== WHAT IS REQUIRED ==
Copy out every line that contains "name".

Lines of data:
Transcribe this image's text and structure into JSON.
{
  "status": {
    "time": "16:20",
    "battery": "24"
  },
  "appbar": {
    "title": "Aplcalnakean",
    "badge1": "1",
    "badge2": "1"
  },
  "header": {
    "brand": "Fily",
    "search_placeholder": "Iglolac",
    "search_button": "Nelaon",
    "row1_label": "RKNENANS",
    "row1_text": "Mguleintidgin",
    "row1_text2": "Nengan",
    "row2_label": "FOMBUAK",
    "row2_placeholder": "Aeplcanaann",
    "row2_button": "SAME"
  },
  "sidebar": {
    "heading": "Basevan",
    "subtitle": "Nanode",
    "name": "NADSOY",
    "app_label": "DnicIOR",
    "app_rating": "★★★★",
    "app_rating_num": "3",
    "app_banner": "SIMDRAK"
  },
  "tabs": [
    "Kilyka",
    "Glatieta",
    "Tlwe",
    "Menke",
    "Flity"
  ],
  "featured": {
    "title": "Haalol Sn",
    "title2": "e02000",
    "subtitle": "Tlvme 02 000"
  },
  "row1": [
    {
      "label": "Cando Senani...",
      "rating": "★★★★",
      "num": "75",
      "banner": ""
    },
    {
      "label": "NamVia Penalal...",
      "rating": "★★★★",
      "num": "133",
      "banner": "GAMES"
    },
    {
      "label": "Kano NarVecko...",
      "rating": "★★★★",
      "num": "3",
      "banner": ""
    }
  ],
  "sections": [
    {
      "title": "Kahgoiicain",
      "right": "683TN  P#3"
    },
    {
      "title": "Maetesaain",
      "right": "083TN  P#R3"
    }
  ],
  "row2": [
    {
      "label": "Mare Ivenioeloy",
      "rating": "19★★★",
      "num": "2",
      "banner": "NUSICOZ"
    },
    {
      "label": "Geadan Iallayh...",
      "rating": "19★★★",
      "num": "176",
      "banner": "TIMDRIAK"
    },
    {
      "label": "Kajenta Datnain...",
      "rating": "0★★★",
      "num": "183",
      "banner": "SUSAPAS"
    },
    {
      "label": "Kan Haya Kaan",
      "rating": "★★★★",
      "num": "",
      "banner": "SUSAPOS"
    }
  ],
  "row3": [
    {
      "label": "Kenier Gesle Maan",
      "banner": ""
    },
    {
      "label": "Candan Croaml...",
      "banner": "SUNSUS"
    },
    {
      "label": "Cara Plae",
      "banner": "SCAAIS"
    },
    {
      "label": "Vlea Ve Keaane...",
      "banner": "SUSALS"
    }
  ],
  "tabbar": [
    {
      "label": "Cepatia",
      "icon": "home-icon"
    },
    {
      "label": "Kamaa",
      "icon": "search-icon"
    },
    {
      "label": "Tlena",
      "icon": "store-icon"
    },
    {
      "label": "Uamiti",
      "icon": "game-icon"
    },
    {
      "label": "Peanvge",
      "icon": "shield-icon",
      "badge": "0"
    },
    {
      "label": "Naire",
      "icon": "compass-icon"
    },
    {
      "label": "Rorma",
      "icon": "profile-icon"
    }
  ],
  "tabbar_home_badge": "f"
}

--

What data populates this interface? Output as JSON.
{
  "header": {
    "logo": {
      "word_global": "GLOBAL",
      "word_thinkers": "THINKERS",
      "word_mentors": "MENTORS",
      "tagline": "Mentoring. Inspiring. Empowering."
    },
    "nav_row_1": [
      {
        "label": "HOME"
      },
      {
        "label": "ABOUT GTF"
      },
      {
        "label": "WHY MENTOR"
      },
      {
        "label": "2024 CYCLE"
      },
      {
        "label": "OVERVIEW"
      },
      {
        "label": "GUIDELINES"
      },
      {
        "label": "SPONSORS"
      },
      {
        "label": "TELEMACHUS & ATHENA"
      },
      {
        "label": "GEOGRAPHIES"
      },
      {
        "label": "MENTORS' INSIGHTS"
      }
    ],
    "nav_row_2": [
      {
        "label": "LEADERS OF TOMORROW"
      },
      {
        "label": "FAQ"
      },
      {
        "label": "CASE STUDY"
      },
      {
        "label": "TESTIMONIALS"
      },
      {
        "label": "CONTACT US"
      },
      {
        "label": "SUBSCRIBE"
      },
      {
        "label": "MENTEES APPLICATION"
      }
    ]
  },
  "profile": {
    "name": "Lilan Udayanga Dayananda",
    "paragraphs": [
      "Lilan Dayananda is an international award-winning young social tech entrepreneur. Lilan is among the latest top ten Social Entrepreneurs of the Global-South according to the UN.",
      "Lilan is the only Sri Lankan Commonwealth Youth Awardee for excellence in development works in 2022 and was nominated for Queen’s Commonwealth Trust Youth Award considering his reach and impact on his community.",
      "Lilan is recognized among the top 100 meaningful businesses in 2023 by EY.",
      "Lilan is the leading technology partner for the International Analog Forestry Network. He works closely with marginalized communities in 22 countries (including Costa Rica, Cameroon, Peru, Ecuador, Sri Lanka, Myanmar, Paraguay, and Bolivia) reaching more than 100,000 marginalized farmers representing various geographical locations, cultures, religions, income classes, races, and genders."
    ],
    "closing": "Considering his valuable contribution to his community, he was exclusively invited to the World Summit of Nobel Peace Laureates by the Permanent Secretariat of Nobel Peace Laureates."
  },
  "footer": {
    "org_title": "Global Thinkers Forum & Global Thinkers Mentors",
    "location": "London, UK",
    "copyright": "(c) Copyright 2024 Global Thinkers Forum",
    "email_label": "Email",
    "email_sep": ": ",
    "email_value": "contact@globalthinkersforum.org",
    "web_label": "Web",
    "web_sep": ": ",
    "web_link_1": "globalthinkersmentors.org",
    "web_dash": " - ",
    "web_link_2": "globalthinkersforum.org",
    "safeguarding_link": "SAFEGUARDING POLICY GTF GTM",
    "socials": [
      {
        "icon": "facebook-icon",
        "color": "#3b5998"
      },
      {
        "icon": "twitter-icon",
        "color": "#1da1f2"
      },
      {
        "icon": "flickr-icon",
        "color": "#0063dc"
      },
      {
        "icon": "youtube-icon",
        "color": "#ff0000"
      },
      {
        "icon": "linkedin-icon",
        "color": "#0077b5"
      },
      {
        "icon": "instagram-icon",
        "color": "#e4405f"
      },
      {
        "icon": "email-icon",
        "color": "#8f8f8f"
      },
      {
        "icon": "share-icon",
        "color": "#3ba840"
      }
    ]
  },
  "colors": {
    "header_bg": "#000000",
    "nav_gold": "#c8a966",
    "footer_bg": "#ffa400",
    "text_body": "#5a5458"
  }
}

== PROBLEM SOLUTION ==
    "name": "NADSOY",
    "name": "Lilan Udayanga Dayananda",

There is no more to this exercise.